**Short exercise**:
Set down each line of the data below exactly as it stands, dropping the pictures.

**Items**:
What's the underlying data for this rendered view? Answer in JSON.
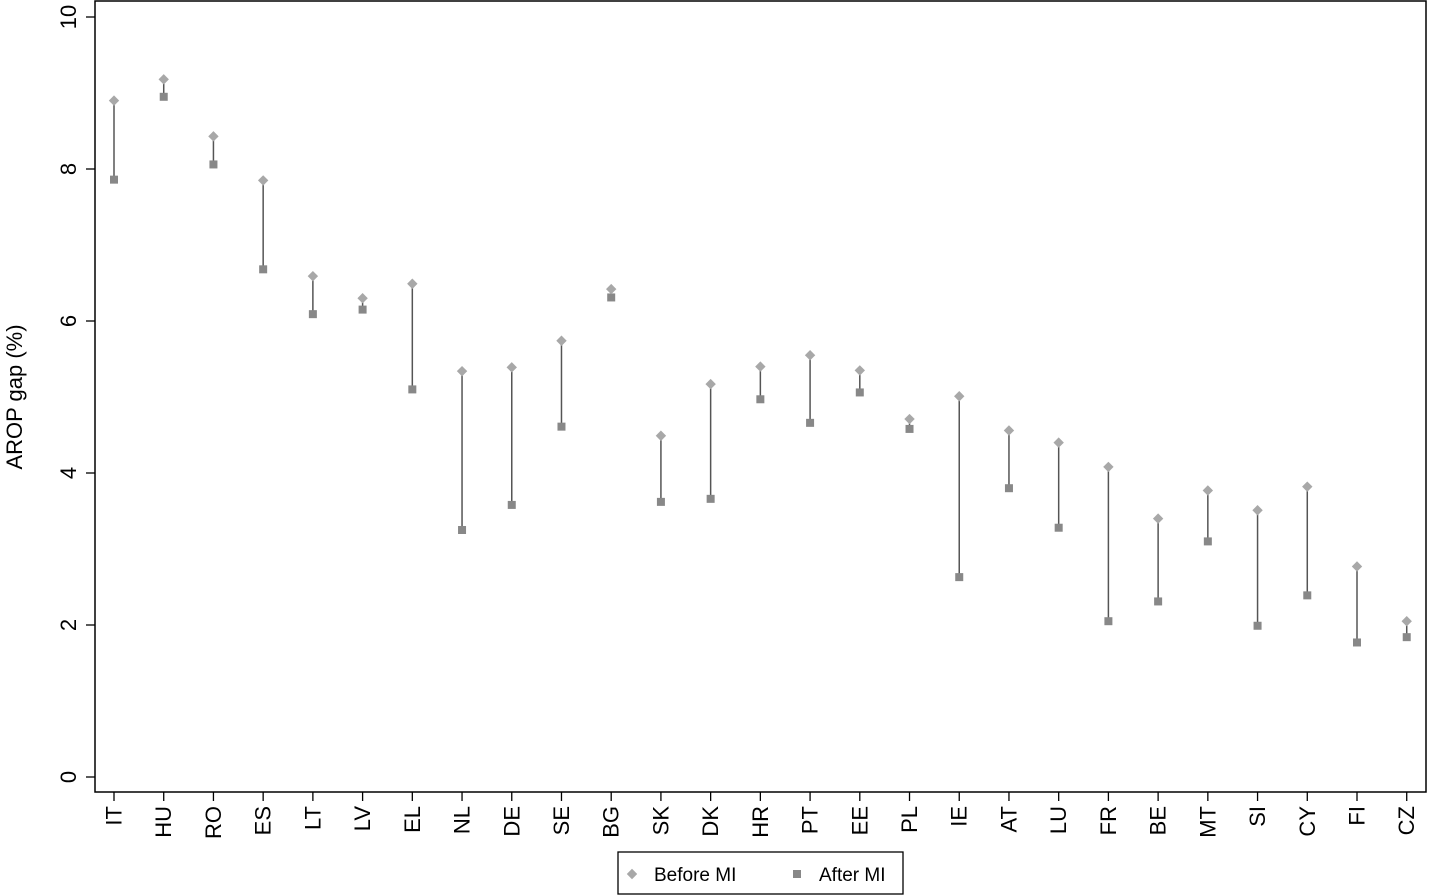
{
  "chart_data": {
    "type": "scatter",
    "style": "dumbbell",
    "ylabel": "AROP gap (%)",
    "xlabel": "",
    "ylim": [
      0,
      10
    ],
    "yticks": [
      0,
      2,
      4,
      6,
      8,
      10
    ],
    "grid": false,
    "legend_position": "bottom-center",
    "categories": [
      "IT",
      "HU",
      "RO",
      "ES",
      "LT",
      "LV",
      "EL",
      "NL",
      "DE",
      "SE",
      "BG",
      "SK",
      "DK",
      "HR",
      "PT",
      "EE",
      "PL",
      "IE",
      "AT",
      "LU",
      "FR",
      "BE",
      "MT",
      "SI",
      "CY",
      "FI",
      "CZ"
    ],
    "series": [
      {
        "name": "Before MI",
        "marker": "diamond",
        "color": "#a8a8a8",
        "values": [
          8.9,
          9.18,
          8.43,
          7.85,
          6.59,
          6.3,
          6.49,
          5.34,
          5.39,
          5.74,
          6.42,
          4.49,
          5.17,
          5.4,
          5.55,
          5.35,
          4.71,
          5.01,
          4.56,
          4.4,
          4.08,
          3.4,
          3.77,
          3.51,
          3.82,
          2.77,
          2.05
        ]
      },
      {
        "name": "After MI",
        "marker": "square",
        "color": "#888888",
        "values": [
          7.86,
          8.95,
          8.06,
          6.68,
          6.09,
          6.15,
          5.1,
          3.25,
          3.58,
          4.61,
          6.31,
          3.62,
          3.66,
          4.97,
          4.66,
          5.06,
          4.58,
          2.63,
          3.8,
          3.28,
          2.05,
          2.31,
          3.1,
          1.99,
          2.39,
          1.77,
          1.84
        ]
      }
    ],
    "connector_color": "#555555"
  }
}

**Exercise solution**:
What's the underlying data for this rendered view? Answer in JSON.
{
  "chart_data": {
    "type": "scatter",
    "style": "dumbbell",
    "ylabel": "AROP gap (%)",
    "xlabel": "",
    "ylim": [
      0,
      10
    ],
    "yticks": [
      0,
      2,
      4,
      6,
      8,
      10
    ],
    "grid": false,
    "legend_position": "bottom-center",
    "categories": [
      "IT",
      "HU",
      "RO",
      "ES",
      "LT",
      "LV",
      "EL",
      "NL",
      "DE",
      "SE",
      "BG",
      "SK",
      "DK",
      "HR",
      "PT",
      "EE",
      "PL",
      "IE",
      "AT",
      "LU",
      "FR",
      "BE",
      "MT",
      "SI",
      "CY",
      "FI",
      "CZ"
    ],
    "series": [
      {
        "name": "Before MI",
        "marker": "diamond",
        "color": "#a8a8a8",
        "values": [
          8.9,
          9.18,
          8.43,
          7.85,
          6.59,
          6.3,
          6.49,
          5.34,
          5.39,
          5.74,
          6.42,
          4.49,
          5.17,
          5.4,
          5.55,
          5.35,
          4.71,
          5.01,
          4.56,
          4.4,
          4.08,
          3.4,
          3.77,
          3.51,
          3.82,
          2.77,
          2.05
        ]
      },
      {
        "name": "After MI",
        "marker": "square",
        "color": "#888888",
        "values": [
          7.86,
          8.95,
          8.06,
          6.68,
          6.09,
          6.15,
          5.1,
          3.25,
          3.58,
          4.61,
          6.31,
          3.62,
          3.66,
          4.97,
          4.66,
          5.06,
          4.58,
          2.63,
          3.8,
          3.28,
          2.05,
          2.31,
          3.1,
          1.99,
          2.39,
          1.77,
          1.84
        ]
      }
    ],
    "connector_color": "#555555"
  }
}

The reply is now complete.